**Work to complete**
Retype all of the entries word for word.
Start of Records shown
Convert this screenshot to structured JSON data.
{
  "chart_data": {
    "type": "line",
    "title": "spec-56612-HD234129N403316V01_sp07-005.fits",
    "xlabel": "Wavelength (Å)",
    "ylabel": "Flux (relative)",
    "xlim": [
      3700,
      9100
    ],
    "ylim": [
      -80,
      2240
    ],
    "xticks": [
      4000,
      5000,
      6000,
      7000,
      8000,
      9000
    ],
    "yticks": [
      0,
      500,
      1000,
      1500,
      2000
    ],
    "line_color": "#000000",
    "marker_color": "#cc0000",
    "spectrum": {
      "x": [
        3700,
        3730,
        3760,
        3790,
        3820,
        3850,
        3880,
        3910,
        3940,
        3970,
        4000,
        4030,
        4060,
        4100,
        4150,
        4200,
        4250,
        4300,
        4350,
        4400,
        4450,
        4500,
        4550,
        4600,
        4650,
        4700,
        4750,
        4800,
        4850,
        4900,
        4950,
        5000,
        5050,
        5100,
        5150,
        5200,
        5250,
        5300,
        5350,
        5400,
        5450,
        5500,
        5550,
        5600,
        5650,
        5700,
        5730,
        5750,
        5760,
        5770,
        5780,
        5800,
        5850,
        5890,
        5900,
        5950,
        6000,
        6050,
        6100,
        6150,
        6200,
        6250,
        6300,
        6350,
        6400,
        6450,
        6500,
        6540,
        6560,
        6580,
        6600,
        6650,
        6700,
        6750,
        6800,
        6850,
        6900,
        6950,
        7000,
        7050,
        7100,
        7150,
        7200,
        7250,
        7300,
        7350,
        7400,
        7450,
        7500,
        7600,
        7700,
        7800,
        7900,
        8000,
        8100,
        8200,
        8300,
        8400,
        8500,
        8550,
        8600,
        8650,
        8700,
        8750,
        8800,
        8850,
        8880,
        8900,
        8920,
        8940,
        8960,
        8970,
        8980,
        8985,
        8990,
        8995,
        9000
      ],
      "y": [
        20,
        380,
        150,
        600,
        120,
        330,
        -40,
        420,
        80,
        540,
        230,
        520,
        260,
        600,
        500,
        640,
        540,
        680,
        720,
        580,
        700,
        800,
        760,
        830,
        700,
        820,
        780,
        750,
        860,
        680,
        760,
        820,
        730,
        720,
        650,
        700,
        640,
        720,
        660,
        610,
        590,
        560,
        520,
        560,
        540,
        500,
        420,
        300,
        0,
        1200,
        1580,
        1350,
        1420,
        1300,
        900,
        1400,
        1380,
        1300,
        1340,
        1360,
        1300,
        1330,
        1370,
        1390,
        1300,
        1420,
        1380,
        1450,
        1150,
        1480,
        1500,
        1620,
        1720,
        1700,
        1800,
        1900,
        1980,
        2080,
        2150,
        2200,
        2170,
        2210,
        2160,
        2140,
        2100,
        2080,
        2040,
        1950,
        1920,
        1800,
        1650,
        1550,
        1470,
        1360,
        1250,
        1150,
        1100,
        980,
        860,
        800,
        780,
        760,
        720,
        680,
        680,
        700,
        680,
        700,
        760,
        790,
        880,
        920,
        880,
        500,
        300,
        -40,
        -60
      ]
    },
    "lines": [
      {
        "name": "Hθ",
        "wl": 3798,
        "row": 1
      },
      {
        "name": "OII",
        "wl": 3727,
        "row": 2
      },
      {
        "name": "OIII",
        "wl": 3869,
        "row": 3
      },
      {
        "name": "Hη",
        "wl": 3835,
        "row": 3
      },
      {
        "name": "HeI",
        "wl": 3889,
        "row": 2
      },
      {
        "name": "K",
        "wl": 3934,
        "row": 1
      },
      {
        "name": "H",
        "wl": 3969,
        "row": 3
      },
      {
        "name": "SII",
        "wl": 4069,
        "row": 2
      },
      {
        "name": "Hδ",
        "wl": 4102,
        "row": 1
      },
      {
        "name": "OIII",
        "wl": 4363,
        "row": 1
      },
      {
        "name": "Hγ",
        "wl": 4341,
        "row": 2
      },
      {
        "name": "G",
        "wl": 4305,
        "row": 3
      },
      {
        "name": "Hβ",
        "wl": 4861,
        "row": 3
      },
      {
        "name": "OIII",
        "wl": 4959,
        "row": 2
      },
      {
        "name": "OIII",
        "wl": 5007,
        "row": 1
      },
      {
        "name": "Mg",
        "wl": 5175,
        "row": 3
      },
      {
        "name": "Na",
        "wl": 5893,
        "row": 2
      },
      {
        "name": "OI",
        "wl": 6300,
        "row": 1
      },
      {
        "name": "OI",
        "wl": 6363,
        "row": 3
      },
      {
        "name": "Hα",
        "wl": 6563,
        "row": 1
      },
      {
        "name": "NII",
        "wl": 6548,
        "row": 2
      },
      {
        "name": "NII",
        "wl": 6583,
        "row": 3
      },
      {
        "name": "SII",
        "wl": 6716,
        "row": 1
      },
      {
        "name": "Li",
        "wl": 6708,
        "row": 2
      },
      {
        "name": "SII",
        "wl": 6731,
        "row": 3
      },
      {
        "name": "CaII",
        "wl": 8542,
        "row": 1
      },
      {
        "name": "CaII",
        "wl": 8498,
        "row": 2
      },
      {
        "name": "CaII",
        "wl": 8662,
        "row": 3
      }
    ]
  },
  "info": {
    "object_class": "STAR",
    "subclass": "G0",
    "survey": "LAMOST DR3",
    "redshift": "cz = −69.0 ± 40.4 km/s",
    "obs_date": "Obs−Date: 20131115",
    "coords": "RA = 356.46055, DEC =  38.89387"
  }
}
End of Records shown
**Answer for the task**
Convert this screenshot to structured JSON data.
{
  "chart_data": {
    "type": "line",
    "title": "spec-56612-HD234129N403316V01_sp07-005.fits",
    "xlabel": "Wavelength (Å)",
    "ylabel": "Flux (relative)",
    "xlim": [
      3700,
      9100
    ],
    "ylim": [
      -80,
      2240
    ],
    "xticks": [
      4000,
      5000,
      6000,
      7000,
      8000,
      9000
    ],
    "yticks": [
      0,
      500,
      1000,
      1500,
      2000
    ],
    "line_color": "#000000",
    "marker_color": "#cc0000",
    "spectrum": {
      "x": [
        3700,
        3730,
        3760,
        3790,
        3820,
        3850,
        3880,
        3910,
        3940,
        3970,
        4000,
        4030,
        4060,
        4100,
        4150,
        4200,
        4250,
        4300,
        4350,
        4400,
        4450,
        4500,
        4550,
        4600,
        4650,
        4700,
        4750,
        4800,
        4850,
        4900,
        4950,
        5000,
        5050,
        5100,
        5150,
        5200,
        5250,
        5300,
        5350,
        5400,
        5450,
        5500,
        5550,
        5600,
        5650,
        5700,
        5730,
        5750,
        5760,
        5770,
        5780,
        5800,
        5850,
        5890,
        5900,
        5950,
        6000,
        6050,
        6100,
        6150,
        6200,
        6250,
        6300,
        6350,
        6400,
        6450,
        6500,
        6540,
        6560,
        6580,
        6600,
        6650,
        6700,
        6750,
        6800,
        6850,
        6900,
        6950,
        7000,
        7050,
        7100,
        7150,
        7200,
        7250,
        7300,
        7350,
        7400,
        7450,
        7500,
        7600,
        7700,
        7800,
        7900,
        8000,
        8100,
        8200,
        8300,
        8400,
        8500,
        8550,
        8600,
        8650,
        8700,
        8750,
        8800,
        8850,
        8880,
        8900,
        8920,
        8940,
        8960,
        8970,
        8980,
        8985,
        8990,
        8995,
        9000
      ],
      "y": [
        20,
        380,
        150,
        600,
        120,
        330,
        -40,
        420,
        80,
        540,
        230,
        520,
        260,
        600,
        500,
        640,
        540,
        680,
        720,
        580,
        700,
        800,
        760,
        830,
        700,
        820,
        780,
        750,
        860,
        680,
        760,
        820,
        730,
        720,
        650,
        700,
        640,
        720,
        660,
        610,
        590,
        560,
        520,
        560,
        540,
        500,
        420,
        300,
        0,
        1200,
        1580,
        1350,
        1420,
        1300,
        900,
        1400,
        1380,
        1300,
        1340,
        1360,
        1300,
        1330,
        1370,
        1390,
        1300,
        1420,
        1380,
        1450,
        1150,
        1480,
        1500,
        1620,
        1720,
        1700,
        1800,
        1900,
        1980,
        2080,
        2150,
        2200,
        2170,
        2210,
        2160,
        2140,
        2100,
        2080,
        2040,
        1950,
        1920,
        1800,
        1650,
        1550,
        1470,
        1360,
        1250,
        1150,
        1100,
        980,
        860,
        800,
        780,
        760,
        720,
        680,
        680,
        700,
        680,
        700,
        760,
        790,
        880,
        920,
        880,
        500,
        300,
        -40,
        -60
      ]
    },
    "lines": [
      {
        "name": "Hθ",
        "wl": 3798,
        "row": 1
      },
      {
        "name": "OII",
        "wl": 3727,
        "row": 2
      },
      {
        "name": "OIII",
        "wl": 3869,
        "row": 3
      },
      {
        "name": "Hη",
        "wl": 3835,
        "row": 3
      },
      {
        "name": "HeI",
        "wl": 3889,
        "row": 2
      },
      {
        "name": "K",
        "wl": 3934,
        "row": 1
      },
      {
        "name": "H",
        "wl": 3969,
        "row": 3
      },
      {
        "name": "SII",
        "wl": 4069,
        "row": 2
      },
      {
        "name": "Hδ",
        "wl": 4102,
        "row": 1
      },
      {
        "name": "OIII",
        "wl": 4363,
        "row": 1
      },
      {
        "name": "Hγ",
        "wl": 4341,
        "row": 2
      },
      {
        "name": "G",
        "wl": 4305,
        "row": 3
      },
      {
        "name": "Hβ",
        "wl": 4861,
        "row": 3
      },
      {
        "name": "OIII",
        "wl": 4959,
        "row": 2
      },
      {
        "name": "OIII",
        "wl": 5007,
        "row": 1
      },
      {
        "name": "Mg",
        "wl": 5175,
        "row": 3
      },
      {
        "name": "Na",
        "wl": 5893,
        "row": 2
      },
      {
        "name": "OI",
        "wl": 6300,
        "row": 1
      },
      {
        "name": "OI",
        "wl": 6363,
        "row": 3
      },
      {
        "name": "Hα",
        "wl": 6563,
        "row": 1
      },
      {
        "name": "NII",
        "wl": 6548,
        "row": 2
      },
      {
        "name": "NII",
        "wl": 6583,
        "row": 3
      },
      {
        "name": "SII",
        "wl": 6716,
        "row": 1
      },
      {
        "name": "Li",
        "wl": 6708,
        "row": 2
      },
      {
        "name": "SII",
        "wl": 6731,
        "row": 3
      },
      {
        "name": "CaII",
        "wl": 8542,
        "row": 1
      },
      {
        "name": "CaII",
        "wl": 8498,
        "row": 2
      },
      {
        "name": "CaII",
        "wl": 8662,
        "row": 3
      }
    ]
  },
  "info": {
    "object_class": "STAR",
    "subclass": "G0",
    "survey": "LAMOST DR3",
    "redshift": "cz = −69.0 ± 40.4 km/s",
    "obs_date": "Obs−Date: 20131115",
    "coords": "RA = 356.46055, DEC =  38.89387"
  }
}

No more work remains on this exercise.